WORK INSTRUCTIONS:
From the listing below, extract each entry exactly as written, minus the images.

RECORDS SUPPLIED:
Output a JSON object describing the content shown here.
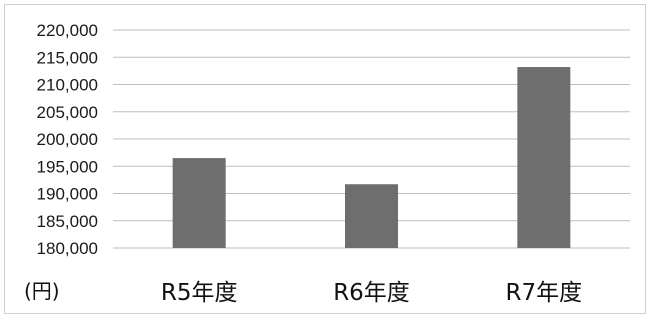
{
  "chart_data": {
    "type": "bar",
    "title": "",
    "xlabel": "",
    "ylabel": "(円)",
    "categories": [
      "R5年度",
      "R6年度",
      "R7年度"
    ],
    "values": [
      196500,
      191700,
      213200
    ],
    "ylim": [
      180000,
      220000
    ],
    "yticks": [
      180000,
      185000,
      190000,
      195000,
      200000,
      205000,
      210000,
      215000,
      220000
    ],
    "ytick_labels": [
      "180,000",
      "185,000",
      "190,000",
      "195,000",
      "200,000",
      "205,000",
      "210,000",
      "215,000",
      "220,000"
    ],
    "grid": true,
    "legend": "none",
    "colors": {
      "bar": "#6e6e6e",
      "grid": "#bdbdbd"
    }
  }
}
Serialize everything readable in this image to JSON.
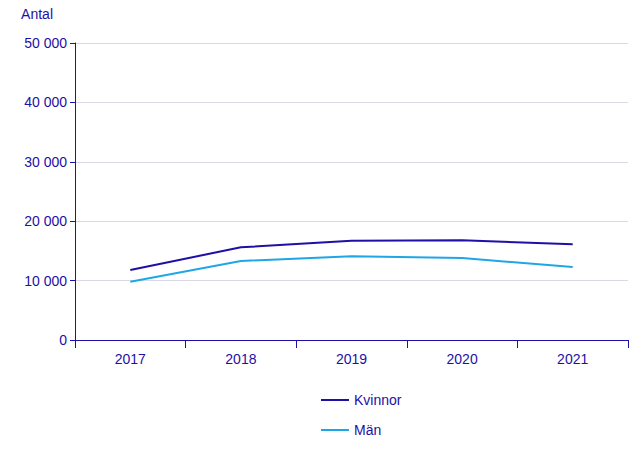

SOLUTION TO THIS EXERCISE:
Output a JSON object describing the content shown here.
{
  "chart_data": {
    "type": "bar",
    "title": "",
    "xlabel": "",
    "ylabel": "(円)",
    "categories": [
      "R5年度",
      "R6年度",
      "R7年度"
    ],
    "values": [
      196500,
      191700,
      213200
    ],
    "ylim": [
      180000,
      220000
    ],
    "yticks": [
      180000,
      185000,
      190000,
      195000,
      200000,
      205000,
      210000,
      215000,
      220000
    ],
    "ytick_labels": [
      "180,000",
      "185,000",
      "190,000",
      "195,000",
      "200,000",
      "205,000",
      "210,000",
      "215,000",
      "220,000"
    ],
    "grid": true,
    "legend": "none",
    "colors": {
      "bar": "#6e6e6e",
      "grid": "#bdbdbd"
    }
  }
}
Serialize everything readable in this image to JSON.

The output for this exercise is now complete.